■ Exercise objective ■
Leave out the pictures and transcribe everything else exactly.

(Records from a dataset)
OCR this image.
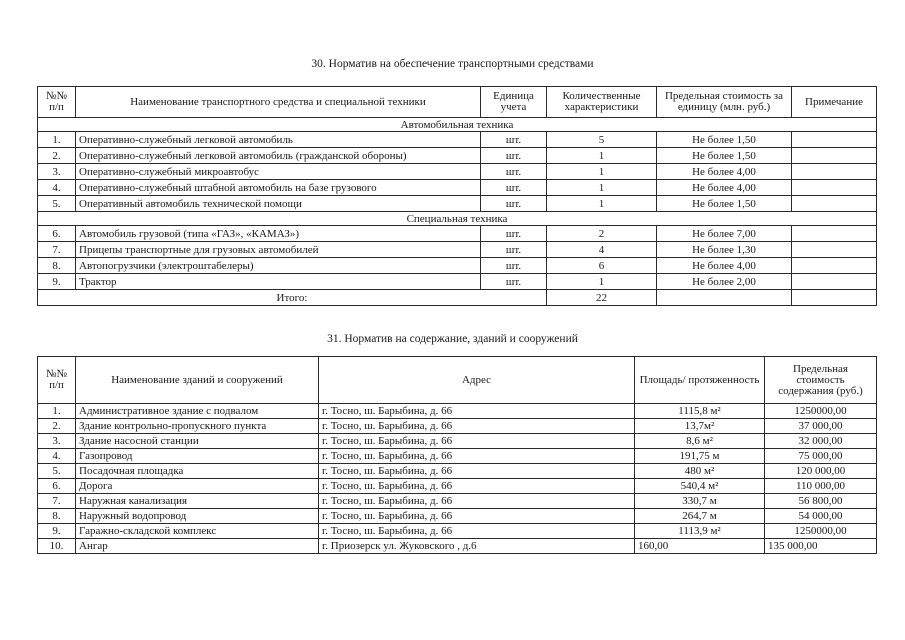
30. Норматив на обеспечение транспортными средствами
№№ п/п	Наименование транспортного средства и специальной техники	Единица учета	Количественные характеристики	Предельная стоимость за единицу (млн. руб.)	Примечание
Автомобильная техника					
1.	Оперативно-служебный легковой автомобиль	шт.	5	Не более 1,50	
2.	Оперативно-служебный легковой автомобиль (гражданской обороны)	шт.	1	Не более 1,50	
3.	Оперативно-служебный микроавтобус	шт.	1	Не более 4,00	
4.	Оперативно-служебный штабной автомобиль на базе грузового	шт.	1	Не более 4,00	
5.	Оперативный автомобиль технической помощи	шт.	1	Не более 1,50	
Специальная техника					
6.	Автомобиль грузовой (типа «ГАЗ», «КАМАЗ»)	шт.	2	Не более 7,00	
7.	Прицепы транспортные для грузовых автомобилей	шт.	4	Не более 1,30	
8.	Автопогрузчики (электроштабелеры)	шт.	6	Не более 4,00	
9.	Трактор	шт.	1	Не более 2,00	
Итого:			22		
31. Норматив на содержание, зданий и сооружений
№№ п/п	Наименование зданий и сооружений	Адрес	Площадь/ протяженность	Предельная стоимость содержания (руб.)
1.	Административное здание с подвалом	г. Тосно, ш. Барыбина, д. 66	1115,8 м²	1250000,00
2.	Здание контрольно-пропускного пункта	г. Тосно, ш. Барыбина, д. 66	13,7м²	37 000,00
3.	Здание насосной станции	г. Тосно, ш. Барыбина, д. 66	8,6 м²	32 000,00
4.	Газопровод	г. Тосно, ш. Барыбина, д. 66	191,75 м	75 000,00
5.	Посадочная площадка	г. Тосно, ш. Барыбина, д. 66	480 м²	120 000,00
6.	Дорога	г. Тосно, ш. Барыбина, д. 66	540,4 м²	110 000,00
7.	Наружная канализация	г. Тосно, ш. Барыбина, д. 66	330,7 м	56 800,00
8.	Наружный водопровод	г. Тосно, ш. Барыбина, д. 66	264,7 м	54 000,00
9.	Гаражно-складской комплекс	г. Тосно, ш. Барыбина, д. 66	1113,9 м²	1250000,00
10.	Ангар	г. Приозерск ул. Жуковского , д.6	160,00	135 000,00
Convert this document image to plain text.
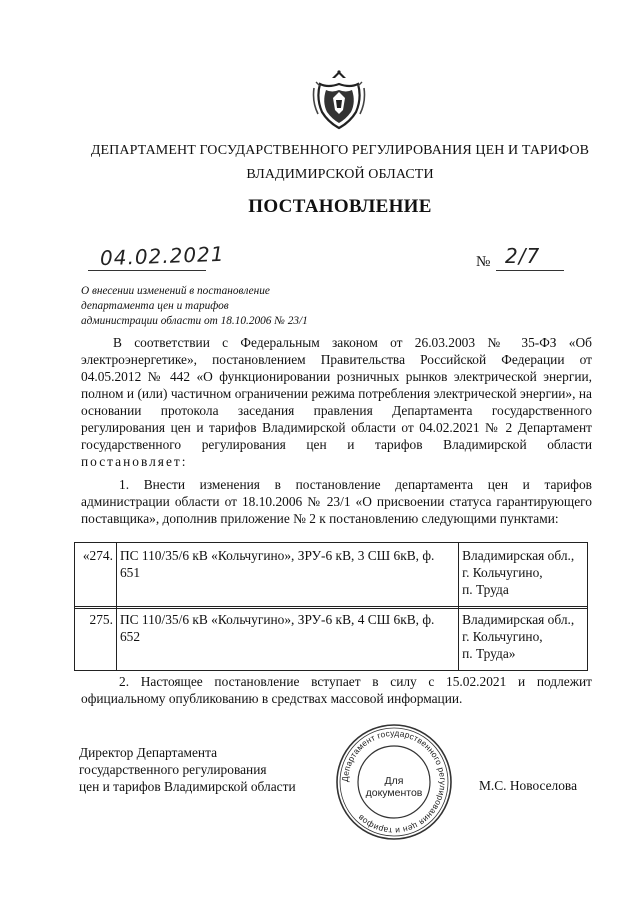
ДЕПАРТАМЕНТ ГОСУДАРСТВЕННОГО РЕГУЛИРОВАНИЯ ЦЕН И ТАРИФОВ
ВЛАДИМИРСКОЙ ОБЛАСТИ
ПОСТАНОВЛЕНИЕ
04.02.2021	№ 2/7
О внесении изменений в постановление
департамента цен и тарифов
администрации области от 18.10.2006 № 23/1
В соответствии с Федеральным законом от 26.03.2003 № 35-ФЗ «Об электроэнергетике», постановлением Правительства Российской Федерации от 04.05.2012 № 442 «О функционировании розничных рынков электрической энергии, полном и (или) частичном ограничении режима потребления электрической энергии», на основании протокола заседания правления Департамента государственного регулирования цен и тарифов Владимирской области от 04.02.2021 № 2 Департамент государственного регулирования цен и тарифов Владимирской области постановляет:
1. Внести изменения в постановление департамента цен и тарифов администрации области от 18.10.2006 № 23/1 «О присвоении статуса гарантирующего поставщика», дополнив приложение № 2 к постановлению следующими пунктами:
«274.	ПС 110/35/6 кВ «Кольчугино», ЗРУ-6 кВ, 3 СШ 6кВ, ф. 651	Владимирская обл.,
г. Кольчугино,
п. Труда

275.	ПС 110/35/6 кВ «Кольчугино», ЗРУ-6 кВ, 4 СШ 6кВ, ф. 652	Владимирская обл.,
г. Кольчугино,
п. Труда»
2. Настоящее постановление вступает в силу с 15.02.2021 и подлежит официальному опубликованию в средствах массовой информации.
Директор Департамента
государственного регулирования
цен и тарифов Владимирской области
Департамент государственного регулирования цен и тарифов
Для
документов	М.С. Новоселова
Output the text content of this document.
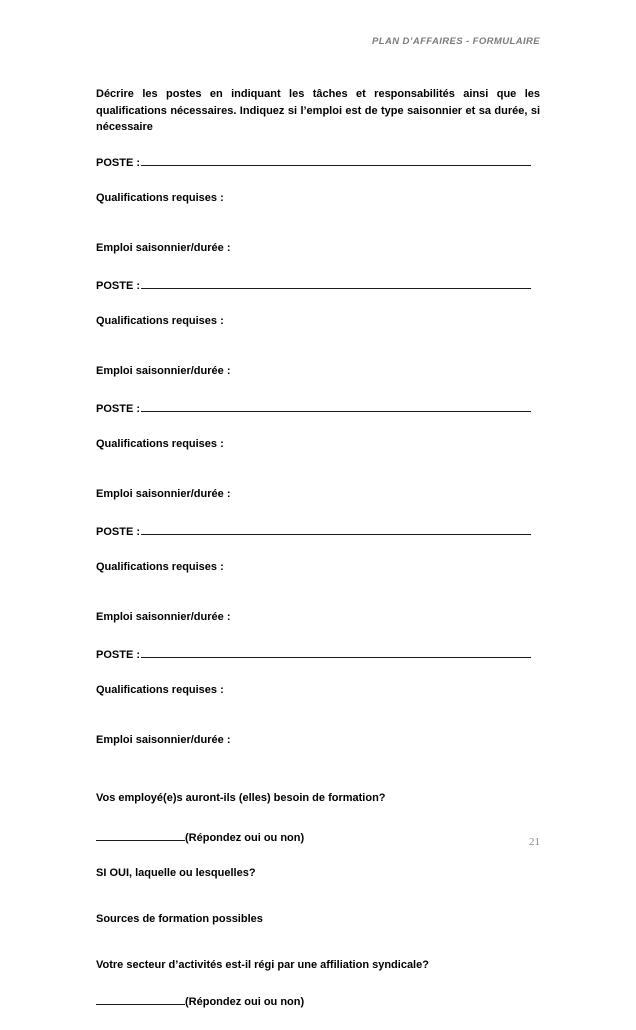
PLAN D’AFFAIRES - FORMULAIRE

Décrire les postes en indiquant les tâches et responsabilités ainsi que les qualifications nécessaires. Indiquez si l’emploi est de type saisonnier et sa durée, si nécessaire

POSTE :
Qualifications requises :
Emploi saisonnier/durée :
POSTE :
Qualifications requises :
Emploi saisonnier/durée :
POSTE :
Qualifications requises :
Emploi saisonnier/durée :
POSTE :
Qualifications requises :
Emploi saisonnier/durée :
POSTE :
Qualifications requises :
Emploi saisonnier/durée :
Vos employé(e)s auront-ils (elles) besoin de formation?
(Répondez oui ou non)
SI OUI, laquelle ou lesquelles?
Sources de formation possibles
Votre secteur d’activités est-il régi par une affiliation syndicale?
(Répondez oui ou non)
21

■ Complete output ■
OCR this image.
30. Норматив на обеспечение транспортными средствами
№№ п/п	Наименование транспортного средства и специальной техники	Единица учета	Количественные характеристики	Предельная стоимость за единицу (млн. руб.)	Примечание
Автомобильная техника					
1.	Оперативно-служебный легковой автомобиль	шт.	5	Не более 1,50	
2.	Оперативно-служебный легковой автомобиль (гражданской обороны)	шт.	1	Не более 1,50	
3.	Оперативно-служебный микроавтобус	шт.	1	Не более 4,00	
4.	Оперативно-служебный штабной автомобиль на базе грузового	шт.	1	Не более 4,00	
5.	Оперативный автомобиль технической помощи	шт.	1	Не более 1,50	
Специальная техника					
6.	Автомобиль грузовой (типа «ГАЗ», «КАМАЗ»)	шт.	2	Не более 7,00	
7.	Прицепы транспортные для грузовых автомобилей	шт.	4	Не более 1,30	
8.	Автопогрузчики (электроштабелеры)	шт.	6	Не более 4,00	
9.	Трактор	шт.	1	Не более 2,00	
Итого:			22		
31. Норматив на содержание, зданий и сооружений
№№ п/п	Наименование зданий и сооружений	Адрес	Площадь/ протяженность	Предельная стоимость содержания (руб.)
1.	Административное здание с подвалом	г. Тосно, ш. Барыбина, д. 66	1115,8 м²	1250000,00
2.	Здание контрольно-пропускного пункта	г. Тосно, ш. Барыбина, д. 66	13,7м²	37 000,00
3.	Здание насосной станции	г. Тосно, ш. Барыбина, д. 66	8,6 м²	32 000,00
4.	Газопровод	г. Тосно, ш. Барыбина, д. 66	191,75 м	75 000,00
5.	Посадочная площадка	г. Тосно, ш. Барыбина, д. 66	480 м²	120 000,00
6.	Дорога	г. Тосно, ш. Барыбина, д. 66	540,4 м²	110 000,00
7.	Наружная канализация	г. Тосно, ш. Барыбина, д. 66	330,7 м	56 800,00
8.	Наружный водопровод	г. Тосно, ш. Барыбина, д. 66	264,7 м	54 000,00
9.	Гаражно-складской комплекс	г. Тосно, ш. Барыбина, д. 66	1113,9 м²	1250000,00
10.	Ангар	г. Приозерск ул. Жуковского , д.6	160,00	135 000,00
Convert this document image to plain text.
ДЕПАРТАМЕНТ ГОСУДАРСТВЕННОГО РЕГУЛИРОВАНИЯ ЦЕН И ТАРИФОВ
ВЛАДИМИРСКОЙ ОБЛАСТИ
ПОСТАНОВЛЕНИЕ
04.02.2021	№ 2/7
О внесении изменений в постановление
департамента цен и тарифов
администрации области от 18.10.2006 № 23/1
В соответствии с Федеральным законом от 26.03.2003 № 35-ФЗ «Об электроэнергетике», постановлением Правительства Российской Федерации от 04.05.2012 № 442 «О функционировании розничных рынков электрической энергии, полном и (или) частичном ограничении режима потребления электрической энергии», на основании протокола заседания правления Департамента государственного регулирования цен и тарифов Владимирской области от 04.02.2021 № 2 Департамент государственного регулирования цен и тарифов Владимирской области постановляет:
1. Внести изменения в постановление департамента цен и тарифов администрации области от 18.10.2006 № 23/1 «О присвоении статуса гарантирующего поставщика», дополнив приложение № 2 к постановлению следующими пунктами:
«274.	ПС 110/35/6 кВ «Кольчугино», ЗРУ-6 кВ, 3 СШ 6кВ, ф. 651	Владимирская обл.,
г. Кольчугино,
п. Труда

275.	ПС 110/35/6 кВ «Кольчугино», ЗРУ-6 кВ, 4 СШ 6кВ, ф. 652	Владимирская обл.,
г. Кольчугино,
п. Труда»
2. Настоящее постановление вступает в силу с 15.02.2021 и подлежит официальному опубликованию в средствах массовой информации.
Директор Департамента
государственного регулирования
цен и тарифов Владимирской области
Департамент государственного регулирования цен и тарифов
Для
документов	М.С. Новоселова
Output the text content of this document.
PLAN D’AFFAIRES - FORMULAIRE

Décrire les postes en indiquant les tâches et responsabilités ainsi que les qualifications nécessaires. Indiquez si l’emploi est de type saisonnier et sa durée, si nécessaire

POSTE :
Qualifications requises :
Emploi saisonnier/durée :
POSTE :
Qualifications requises :
Emploi saisonnier/durée :
POSTE :
Qualifications requises :
Emploi saisonnier/durée :
POSTE :
Qualifications requises :
Emploi saisonnier/durée :
POSTE :
Qualifications requises :
Emploi saisonnier/durée :
Vos employé(e)s auront-ils (elles) besoin de formation?
(Répondez oui ou non)
SI OUI, laquelle ou lesquelles?
Sources de formation possibles
Votre secteur d’activités est-il régi par une affiliation syndicale?
(Répondez oui ou non)
21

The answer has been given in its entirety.